- GIVEN TASK:
Extract all lines from the data beneath that include the word "กชายนพดล".
╭──
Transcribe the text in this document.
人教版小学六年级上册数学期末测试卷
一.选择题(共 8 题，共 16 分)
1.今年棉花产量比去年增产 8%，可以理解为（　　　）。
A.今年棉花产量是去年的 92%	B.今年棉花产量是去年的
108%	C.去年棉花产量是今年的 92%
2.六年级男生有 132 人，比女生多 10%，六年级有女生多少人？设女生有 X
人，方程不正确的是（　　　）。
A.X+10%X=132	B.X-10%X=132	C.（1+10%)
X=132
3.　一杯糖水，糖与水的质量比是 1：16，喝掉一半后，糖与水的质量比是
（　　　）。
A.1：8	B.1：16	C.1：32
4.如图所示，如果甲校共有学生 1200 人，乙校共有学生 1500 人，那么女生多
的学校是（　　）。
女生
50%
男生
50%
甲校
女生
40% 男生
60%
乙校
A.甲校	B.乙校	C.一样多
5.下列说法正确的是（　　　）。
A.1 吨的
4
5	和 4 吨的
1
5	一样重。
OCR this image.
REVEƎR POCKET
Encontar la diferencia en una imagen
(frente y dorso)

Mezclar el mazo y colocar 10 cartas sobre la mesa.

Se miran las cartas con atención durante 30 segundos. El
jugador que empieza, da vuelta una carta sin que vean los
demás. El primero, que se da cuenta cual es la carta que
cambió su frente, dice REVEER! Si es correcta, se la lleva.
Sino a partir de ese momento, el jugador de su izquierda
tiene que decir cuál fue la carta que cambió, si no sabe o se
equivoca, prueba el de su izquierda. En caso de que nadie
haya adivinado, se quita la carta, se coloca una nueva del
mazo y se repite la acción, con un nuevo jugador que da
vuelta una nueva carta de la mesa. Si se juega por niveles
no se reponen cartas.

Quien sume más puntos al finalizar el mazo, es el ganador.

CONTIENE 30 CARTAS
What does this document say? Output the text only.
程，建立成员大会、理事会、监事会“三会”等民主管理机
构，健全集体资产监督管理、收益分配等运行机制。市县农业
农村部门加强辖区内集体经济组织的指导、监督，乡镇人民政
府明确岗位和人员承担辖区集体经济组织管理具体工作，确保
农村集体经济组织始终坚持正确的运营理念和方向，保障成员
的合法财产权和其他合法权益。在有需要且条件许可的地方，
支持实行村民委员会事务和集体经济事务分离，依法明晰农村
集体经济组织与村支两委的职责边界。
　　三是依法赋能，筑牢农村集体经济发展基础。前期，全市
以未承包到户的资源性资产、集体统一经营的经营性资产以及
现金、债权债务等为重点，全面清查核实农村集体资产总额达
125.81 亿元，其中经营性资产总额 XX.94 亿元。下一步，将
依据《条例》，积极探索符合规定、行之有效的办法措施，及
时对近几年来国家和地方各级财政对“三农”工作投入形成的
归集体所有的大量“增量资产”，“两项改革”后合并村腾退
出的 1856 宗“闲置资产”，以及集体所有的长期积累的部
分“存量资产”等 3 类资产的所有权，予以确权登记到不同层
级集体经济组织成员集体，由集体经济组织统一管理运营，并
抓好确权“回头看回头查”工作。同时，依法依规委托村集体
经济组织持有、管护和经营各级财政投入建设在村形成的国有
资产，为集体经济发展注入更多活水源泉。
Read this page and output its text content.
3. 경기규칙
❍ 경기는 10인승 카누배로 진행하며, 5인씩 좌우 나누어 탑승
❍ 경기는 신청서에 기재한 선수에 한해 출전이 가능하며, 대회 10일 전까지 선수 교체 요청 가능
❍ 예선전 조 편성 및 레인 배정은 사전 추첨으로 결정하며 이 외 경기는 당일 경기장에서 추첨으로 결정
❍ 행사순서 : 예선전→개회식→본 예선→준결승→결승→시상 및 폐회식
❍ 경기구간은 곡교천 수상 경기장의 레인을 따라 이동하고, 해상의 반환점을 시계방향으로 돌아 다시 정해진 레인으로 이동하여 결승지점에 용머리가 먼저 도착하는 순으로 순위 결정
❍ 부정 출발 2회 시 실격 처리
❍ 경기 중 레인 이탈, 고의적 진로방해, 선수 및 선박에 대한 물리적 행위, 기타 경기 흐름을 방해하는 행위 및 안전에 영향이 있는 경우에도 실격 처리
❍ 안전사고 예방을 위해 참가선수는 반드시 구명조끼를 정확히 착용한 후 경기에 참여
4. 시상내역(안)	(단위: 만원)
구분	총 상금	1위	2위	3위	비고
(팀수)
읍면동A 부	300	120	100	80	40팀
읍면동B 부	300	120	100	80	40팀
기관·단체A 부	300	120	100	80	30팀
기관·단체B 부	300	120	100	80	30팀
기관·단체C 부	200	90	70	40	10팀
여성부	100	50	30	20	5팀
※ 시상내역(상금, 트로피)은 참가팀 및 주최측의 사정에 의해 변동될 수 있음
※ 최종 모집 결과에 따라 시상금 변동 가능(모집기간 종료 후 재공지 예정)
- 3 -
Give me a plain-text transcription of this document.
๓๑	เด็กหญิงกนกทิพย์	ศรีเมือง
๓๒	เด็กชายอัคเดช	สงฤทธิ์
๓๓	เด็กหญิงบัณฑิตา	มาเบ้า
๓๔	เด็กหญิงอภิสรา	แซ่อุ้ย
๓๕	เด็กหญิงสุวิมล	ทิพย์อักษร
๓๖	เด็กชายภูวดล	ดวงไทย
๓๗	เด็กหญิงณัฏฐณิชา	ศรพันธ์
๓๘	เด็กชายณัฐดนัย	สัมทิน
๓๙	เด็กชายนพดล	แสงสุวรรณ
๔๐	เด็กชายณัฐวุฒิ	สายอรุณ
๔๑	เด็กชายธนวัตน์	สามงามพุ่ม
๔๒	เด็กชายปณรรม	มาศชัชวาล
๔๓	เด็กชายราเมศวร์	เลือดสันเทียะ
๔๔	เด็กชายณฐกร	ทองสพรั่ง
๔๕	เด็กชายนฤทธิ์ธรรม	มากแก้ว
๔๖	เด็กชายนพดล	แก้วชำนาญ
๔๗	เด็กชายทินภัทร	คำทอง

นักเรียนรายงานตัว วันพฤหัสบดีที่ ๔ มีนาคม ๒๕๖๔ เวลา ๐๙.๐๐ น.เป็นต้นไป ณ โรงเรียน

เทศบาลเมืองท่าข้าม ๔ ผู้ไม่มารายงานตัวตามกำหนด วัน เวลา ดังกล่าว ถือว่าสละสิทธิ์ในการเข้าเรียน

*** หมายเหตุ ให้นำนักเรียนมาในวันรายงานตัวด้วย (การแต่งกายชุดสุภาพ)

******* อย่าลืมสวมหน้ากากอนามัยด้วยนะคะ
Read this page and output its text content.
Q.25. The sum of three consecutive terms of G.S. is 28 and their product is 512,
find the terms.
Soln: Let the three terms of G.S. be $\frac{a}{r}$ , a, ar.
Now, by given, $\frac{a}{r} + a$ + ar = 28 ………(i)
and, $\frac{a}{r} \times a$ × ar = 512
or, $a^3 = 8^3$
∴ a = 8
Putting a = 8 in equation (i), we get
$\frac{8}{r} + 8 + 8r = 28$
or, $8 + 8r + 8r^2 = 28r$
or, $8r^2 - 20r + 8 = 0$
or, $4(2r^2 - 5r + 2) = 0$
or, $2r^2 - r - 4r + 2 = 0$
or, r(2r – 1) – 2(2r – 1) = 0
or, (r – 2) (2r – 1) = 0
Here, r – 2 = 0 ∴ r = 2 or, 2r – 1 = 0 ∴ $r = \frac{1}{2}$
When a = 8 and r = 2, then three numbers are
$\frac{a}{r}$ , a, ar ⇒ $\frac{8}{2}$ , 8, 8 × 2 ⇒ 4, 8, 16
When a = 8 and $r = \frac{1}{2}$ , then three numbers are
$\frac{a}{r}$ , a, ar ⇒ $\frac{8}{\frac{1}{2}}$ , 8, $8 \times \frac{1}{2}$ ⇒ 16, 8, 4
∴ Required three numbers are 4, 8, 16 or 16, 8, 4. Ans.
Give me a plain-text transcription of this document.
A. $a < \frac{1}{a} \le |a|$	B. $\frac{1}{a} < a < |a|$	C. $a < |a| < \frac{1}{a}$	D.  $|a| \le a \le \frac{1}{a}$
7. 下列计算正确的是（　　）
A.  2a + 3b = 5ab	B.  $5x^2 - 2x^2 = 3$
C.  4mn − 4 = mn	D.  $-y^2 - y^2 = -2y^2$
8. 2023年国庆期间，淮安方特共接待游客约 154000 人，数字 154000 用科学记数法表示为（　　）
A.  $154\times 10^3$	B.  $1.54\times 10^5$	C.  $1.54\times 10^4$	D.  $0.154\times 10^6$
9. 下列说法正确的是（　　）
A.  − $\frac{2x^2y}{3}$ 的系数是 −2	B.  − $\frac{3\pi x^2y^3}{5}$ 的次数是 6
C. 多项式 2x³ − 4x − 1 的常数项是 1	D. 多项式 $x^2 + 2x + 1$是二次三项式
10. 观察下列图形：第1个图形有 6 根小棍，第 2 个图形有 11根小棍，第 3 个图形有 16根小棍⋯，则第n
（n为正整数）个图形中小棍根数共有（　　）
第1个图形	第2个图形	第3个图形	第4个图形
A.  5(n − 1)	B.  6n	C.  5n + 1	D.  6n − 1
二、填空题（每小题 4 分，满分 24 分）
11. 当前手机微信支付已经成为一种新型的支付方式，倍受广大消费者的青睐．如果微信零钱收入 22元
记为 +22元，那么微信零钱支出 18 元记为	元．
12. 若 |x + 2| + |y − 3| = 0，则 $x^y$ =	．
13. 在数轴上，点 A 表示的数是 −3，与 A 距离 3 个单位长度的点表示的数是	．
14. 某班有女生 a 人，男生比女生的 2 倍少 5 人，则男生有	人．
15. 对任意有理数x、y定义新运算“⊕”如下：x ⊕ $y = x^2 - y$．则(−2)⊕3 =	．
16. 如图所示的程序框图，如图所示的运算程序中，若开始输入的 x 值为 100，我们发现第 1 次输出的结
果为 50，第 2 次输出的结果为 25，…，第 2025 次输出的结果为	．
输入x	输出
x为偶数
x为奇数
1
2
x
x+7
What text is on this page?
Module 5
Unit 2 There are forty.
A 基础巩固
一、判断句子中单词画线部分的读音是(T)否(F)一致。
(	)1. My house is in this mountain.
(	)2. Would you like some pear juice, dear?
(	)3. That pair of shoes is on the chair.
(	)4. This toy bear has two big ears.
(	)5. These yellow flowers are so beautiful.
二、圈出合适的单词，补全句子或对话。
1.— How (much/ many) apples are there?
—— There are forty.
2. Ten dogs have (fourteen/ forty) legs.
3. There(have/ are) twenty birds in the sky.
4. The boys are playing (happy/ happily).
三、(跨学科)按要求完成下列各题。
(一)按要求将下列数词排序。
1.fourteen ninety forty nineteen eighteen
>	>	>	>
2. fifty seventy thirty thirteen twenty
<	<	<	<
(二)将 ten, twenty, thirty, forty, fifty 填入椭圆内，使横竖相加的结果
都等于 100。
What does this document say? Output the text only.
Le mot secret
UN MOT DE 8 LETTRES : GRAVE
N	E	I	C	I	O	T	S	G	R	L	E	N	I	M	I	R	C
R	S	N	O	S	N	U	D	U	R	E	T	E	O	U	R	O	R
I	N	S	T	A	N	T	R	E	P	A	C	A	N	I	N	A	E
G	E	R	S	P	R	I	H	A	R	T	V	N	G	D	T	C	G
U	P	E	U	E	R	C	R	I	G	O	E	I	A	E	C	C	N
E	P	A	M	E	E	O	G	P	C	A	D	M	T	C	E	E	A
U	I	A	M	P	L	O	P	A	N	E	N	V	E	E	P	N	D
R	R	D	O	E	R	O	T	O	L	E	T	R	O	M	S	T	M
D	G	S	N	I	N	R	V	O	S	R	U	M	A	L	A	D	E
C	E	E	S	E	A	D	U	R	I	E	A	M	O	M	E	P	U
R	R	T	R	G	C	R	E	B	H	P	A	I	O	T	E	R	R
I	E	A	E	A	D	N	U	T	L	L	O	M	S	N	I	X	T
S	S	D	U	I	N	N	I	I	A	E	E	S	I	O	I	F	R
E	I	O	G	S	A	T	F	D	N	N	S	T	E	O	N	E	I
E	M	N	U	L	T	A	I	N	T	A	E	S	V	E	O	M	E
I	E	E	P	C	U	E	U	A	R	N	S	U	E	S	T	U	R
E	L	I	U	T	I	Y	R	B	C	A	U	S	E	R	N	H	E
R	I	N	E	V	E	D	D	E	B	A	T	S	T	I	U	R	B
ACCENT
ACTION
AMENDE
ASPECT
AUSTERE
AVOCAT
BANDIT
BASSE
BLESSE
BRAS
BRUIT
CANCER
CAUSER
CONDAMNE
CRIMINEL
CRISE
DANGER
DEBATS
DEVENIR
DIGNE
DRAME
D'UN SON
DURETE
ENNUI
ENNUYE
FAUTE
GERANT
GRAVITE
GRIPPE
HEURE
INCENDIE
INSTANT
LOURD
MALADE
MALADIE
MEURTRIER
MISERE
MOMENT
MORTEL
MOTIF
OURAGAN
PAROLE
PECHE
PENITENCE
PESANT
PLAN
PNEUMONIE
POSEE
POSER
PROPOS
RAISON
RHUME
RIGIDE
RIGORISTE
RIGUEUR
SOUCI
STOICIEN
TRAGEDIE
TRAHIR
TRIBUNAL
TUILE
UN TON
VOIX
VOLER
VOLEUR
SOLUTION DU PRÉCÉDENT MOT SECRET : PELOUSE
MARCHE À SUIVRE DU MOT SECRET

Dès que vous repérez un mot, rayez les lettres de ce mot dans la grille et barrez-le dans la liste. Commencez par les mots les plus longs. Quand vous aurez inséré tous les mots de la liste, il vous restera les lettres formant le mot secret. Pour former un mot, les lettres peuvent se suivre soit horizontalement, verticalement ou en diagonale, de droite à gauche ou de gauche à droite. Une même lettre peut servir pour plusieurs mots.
╰──
- WRITTEN ANSWER:
๓๙	เด็กชายนพดล	แสงสุวรรณ
๔๖	เด็กชายนพดล	แก้วชำนาญ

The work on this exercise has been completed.